Of the lines in this material, how many contain "subtitle"? Answer with a single number only.

########

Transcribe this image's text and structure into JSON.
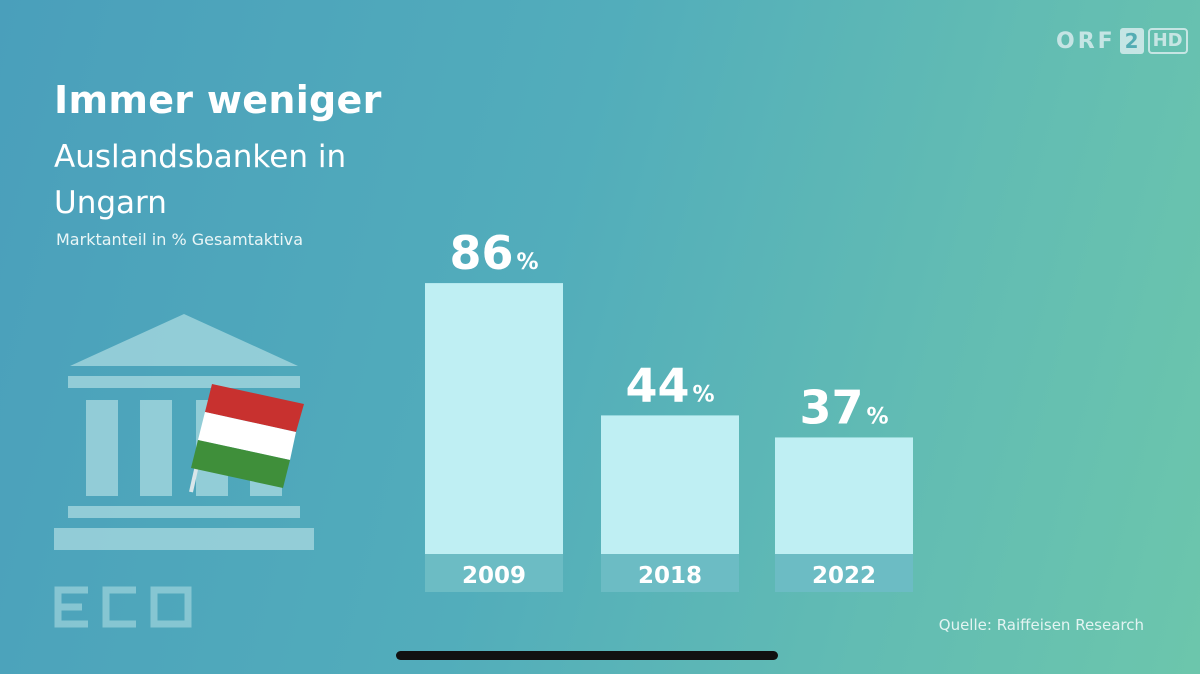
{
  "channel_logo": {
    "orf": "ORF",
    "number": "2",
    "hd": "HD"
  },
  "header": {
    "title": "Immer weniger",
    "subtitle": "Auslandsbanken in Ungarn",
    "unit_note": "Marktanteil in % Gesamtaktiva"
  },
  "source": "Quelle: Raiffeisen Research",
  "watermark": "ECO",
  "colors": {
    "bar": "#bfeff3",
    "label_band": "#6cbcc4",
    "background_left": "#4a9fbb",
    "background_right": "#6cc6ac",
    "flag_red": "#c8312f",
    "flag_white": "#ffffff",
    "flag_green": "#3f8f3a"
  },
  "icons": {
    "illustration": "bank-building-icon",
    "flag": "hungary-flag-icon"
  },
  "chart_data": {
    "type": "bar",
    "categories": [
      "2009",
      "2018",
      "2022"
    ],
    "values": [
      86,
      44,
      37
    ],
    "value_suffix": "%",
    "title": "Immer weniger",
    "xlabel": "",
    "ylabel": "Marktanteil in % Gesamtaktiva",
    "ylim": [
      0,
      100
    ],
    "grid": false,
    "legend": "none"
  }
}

########

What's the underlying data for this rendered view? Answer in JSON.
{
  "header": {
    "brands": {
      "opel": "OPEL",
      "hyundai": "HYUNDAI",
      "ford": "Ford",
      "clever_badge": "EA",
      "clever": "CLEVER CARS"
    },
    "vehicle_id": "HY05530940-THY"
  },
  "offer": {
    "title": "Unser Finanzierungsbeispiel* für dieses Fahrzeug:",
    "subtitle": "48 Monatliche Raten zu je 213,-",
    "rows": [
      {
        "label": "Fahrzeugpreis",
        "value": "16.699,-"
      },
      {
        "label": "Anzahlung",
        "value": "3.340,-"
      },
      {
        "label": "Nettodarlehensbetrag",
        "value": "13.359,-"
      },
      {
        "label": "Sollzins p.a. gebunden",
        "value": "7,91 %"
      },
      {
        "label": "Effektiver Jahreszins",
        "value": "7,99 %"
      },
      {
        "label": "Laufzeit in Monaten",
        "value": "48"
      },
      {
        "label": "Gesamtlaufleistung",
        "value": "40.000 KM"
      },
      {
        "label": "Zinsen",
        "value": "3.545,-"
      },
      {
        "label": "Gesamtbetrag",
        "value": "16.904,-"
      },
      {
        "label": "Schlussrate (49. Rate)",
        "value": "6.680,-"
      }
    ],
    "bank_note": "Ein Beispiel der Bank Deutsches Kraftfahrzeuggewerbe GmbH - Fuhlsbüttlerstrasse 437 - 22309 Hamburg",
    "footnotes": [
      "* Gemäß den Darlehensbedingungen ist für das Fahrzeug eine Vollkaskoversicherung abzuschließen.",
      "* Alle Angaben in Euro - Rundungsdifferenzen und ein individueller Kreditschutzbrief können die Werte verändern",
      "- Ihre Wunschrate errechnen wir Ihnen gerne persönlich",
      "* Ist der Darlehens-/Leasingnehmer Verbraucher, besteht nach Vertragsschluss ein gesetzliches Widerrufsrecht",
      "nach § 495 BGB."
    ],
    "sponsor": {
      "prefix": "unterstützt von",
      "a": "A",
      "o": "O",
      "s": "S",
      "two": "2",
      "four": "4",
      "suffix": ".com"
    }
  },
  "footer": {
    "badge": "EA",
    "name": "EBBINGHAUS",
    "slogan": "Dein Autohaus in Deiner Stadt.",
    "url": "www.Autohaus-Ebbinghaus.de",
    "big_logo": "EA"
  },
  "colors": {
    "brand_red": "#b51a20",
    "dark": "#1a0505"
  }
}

########

▶ [Output of the exercise]
2